▸ **OBJECTIVE**: Look through the listing for the word "promotions". Copy each line that has it.

[begin GIVEN ENTRIES]

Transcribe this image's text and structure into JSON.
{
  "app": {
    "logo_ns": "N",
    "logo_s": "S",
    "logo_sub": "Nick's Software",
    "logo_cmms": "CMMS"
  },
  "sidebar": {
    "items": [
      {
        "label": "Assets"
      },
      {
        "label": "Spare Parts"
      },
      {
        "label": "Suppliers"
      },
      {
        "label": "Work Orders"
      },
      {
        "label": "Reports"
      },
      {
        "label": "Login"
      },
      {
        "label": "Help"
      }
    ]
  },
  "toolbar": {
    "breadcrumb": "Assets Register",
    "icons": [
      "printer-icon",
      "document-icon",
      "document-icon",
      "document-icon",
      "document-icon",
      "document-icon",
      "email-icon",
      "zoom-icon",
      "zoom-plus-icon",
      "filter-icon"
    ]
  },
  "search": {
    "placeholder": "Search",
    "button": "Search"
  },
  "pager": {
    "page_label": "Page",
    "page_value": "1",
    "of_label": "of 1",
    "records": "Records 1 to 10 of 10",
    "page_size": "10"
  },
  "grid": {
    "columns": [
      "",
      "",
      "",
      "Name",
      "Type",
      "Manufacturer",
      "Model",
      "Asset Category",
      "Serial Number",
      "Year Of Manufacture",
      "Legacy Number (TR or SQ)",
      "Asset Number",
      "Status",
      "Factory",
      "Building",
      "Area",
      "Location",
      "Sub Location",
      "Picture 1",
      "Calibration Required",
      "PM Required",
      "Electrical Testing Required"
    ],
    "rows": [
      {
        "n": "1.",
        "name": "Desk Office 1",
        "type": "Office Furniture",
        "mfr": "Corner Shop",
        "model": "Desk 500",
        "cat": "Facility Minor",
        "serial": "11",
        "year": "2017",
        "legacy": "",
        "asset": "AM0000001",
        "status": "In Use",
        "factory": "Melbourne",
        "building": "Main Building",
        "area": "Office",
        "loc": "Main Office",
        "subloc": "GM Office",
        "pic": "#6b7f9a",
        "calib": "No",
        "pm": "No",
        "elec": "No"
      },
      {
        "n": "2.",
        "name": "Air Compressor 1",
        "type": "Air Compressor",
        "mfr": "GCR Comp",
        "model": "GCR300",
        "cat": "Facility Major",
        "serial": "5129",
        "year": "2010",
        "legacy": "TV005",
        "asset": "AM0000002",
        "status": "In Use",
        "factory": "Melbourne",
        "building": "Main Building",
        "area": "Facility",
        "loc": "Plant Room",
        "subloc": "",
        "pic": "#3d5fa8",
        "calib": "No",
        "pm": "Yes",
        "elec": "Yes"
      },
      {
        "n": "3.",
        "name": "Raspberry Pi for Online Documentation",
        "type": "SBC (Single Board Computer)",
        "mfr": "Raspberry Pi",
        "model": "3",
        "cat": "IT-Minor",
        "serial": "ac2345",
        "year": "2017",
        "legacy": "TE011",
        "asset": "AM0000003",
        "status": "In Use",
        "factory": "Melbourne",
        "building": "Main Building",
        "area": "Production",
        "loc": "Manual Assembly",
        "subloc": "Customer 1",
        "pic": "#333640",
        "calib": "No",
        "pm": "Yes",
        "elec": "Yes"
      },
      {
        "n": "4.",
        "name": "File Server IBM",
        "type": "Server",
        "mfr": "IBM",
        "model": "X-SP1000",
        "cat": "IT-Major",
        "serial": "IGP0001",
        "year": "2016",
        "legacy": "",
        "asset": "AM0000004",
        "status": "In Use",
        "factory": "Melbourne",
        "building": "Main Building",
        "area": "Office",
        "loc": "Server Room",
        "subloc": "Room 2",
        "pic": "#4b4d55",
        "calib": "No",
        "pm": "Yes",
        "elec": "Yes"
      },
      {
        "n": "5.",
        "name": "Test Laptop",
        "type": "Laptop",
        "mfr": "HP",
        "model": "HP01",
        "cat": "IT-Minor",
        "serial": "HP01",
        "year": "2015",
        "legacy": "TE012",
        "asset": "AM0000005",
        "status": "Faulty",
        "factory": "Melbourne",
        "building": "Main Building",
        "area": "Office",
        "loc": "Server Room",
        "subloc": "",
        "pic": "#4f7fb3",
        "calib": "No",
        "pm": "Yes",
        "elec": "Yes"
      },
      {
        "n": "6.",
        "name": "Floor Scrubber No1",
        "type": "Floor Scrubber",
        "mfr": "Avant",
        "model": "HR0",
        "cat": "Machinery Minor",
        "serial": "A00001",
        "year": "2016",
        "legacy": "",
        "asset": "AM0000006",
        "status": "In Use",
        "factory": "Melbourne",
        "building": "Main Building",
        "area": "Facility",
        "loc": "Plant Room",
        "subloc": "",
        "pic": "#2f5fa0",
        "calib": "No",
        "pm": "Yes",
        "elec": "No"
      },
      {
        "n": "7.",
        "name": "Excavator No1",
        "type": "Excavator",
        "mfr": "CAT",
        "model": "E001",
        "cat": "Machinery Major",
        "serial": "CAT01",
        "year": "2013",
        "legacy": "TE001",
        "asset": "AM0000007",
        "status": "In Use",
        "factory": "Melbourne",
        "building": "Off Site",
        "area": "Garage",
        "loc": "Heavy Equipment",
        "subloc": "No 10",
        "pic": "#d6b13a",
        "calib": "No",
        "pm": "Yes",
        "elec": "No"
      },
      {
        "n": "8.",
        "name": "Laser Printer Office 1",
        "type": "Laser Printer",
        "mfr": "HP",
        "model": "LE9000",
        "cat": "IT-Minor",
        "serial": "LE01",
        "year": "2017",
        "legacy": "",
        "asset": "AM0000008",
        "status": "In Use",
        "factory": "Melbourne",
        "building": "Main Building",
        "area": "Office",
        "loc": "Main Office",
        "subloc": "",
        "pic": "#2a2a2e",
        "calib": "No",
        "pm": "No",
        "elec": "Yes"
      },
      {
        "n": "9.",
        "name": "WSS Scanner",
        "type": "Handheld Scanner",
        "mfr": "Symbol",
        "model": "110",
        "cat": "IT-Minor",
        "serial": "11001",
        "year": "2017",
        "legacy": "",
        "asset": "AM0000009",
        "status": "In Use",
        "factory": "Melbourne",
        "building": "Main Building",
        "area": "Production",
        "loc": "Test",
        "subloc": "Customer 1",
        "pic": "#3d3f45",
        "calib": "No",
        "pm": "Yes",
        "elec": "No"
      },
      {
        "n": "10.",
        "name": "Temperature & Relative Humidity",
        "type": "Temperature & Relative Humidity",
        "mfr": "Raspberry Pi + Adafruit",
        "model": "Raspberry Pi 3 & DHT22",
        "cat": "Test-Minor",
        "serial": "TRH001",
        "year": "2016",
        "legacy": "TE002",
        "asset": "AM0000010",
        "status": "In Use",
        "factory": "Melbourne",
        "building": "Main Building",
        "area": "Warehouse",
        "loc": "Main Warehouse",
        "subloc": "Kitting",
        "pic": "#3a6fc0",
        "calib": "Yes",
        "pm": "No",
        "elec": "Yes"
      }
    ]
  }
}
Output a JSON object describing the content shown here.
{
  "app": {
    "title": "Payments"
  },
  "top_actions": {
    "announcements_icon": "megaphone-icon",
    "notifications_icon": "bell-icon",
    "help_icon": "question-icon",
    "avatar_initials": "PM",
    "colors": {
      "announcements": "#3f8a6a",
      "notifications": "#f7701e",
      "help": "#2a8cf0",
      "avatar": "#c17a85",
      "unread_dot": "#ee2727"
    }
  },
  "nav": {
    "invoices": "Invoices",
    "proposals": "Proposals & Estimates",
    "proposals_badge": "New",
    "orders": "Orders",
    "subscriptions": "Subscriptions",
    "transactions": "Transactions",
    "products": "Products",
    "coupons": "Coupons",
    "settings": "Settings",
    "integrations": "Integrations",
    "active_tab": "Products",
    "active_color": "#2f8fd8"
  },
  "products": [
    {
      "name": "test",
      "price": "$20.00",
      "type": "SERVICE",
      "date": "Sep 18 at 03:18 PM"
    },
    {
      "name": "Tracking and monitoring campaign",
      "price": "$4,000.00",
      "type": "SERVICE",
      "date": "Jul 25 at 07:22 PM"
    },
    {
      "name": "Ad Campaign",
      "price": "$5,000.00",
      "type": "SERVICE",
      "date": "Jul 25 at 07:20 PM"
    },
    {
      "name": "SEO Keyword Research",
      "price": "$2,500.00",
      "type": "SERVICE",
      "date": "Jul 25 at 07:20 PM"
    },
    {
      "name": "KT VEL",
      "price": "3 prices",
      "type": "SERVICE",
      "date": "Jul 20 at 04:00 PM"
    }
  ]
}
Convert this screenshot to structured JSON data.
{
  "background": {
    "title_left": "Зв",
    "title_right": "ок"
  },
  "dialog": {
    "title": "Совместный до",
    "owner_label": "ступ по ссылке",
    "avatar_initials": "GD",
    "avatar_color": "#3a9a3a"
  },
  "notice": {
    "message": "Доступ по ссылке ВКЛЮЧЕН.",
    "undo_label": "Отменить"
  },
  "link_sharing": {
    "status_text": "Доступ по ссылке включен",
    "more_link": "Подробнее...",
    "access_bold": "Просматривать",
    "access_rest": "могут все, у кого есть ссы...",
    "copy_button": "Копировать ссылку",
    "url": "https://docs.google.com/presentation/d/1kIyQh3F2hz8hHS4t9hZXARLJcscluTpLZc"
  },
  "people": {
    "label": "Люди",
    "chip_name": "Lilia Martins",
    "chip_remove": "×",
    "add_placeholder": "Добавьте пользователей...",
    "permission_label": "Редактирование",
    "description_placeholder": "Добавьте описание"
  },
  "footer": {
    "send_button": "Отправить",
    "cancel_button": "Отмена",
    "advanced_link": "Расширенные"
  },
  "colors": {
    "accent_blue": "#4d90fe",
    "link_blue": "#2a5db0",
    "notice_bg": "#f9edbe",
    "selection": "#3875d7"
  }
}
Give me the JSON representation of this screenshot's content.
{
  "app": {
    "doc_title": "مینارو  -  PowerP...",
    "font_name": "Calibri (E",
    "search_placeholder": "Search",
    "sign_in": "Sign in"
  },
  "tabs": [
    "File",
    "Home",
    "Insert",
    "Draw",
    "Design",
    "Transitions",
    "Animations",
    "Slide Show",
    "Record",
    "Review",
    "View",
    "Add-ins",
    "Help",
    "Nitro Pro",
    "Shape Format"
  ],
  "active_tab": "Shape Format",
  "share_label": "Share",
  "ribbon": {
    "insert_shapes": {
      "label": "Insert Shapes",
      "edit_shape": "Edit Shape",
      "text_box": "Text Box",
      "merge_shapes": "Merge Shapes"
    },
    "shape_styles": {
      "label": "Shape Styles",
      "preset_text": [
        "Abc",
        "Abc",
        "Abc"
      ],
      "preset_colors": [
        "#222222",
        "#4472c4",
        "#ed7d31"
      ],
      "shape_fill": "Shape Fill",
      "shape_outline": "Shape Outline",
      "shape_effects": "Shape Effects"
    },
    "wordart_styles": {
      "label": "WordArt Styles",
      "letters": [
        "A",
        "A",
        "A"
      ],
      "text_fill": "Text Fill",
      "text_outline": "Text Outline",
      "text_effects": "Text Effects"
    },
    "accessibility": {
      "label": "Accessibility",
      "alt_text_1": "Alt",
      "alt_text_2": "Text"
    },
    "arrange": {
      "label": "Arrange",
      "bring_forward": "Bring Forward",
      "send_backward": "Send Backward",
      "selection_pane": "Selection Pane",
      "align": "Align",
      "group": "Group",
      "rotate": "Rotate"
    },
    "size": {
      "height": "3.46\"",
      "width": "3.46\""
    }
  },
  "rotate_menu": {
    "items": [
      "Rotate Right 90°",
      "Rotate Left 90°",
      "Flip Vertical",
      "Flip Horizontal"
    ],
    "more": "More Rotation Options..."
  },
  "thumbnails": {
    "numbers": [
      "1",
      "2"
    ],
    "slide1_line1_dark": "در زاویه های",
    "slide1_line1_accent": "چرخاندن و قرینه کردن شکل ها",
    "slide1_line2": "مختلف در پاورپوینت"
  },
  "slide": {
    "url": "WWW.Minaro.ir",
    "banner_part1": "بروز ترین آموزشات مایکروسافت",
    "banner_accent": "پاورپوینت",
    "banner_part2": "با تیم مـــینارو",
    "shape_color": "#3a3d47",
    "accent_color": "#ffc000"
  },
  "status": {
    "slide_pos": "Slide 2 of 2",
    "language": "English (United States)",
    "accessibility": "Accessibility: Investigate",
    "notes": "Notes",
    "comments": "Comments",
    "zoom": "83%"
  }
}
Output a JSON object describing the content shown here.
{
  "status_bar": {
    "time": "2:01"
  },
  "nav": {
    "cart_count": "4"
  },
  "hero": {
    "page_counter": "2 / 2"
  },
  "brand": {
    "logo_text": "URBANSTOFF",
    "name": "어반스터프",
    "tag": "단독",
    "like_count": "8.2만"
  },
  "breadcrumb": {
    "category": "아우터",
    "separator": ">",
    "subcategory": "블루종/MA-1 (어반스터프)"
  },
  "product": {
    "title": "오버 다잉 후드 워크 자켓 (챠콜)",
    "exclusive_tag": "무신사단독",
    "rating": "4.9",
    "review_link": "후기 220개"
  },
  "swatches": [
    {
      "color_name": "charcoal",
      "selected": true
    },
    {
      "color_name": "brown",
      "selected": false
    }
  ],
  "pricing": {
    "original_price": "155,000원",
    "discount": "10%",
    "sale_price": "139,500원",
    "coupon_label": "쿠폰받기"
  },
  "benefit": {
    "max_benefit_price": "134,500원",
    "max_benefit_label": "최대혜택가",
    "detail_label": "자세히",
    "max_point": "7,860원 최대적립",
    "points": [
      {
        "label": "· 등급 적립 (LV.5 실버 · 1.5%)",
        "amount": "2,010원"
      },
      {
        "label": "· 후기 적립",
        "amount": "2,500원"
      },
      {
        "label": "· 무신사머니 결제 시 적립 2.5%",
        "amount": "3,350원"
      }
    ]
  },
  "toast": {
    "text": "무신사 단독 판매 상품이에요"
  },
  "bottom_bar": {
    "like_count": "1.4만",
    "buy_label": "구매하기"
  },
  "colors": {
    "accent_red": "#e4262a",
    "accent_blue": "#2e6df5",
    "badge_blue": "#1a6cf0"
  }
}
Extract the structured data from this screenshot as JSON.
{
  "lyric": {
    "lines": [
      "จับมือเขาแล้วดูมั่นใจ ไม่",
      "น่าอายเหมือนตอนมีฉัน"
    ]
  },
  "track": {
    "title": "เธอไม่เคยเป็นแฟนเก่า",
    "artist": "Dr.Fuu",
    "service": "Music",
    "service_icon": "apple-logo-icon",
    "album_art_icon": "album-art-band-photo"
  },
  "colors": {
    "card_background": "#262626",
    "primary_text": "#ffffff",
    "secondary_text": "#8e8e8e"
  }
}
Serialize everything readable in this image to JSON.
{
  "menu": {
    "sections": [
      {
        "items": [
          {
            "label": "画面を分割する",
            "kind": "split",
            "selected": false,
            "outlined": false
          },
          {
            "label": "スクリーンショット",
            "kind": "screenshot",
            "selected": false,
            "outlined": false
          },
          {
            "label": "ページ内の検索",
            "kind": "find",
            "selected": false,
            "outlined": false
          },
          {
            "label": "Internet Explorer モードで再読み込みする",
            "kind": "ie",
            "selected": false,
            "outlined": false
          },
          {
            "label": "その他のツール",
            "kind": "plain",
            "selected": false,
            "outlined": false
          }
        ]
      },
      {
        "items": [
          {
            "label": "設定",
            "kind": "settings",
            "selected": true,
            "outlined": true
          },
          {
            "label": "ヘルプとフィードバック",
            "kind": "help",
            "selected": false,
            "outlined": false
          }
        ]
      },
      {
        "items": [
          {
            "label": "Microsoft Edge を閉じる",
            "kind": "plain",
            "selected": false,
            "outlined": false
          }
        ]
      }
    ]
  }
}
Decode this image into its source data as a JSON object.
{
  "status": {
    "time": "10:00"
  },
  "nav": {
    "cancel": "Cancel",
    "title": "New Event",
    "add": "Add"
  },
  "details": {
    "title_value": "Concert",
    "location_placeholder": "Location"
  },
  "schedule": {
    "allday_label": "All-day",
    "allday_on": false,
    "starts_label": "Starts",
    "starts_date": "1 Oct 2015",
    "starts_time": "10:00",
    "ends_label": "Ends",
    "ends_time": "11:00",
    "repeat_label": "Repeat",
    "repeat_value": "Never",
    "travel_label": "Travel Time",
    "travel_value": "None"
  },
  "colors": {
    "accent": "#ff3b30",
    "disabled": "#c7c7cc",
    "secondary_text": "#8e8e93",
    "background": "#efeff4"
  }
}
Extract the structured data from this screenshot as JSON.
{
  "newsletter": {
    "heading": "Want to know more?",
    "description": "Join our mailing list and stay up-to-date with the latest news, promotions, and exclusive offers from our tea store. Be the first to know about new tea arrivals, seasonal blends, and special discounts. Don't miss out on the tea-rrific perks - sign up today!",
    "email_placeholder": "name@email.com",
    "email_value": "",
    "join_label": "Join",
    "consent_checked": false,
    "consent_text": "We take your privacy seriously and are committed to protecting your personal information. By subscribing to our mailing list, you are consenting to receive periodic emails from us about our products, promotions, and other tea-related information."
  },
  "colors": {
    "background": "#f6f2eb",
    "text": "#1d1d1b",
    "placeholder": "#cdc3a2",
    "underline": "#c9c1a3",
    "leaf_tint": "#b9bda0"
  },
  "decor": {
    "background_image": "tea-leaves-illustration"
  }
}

[end GIVEN ENTRIES]

▸ **FULL RESPONSE**:
    "description": "Join our mailing list and stay up-to-date with the latest news, promotions, and exclusive offers from our tea store. Be the first to know about new tea arrivals, seasonal blends, and special discounts. Don't miss out on the tea-rrific perks - sign up today!",
    "consent_text": "We take your privacy seriously and are committed to protecting your personal information. By subscribing to our mailing list, you are consenting to receive periodic emails from us about our products, promotions, and other tea-related information."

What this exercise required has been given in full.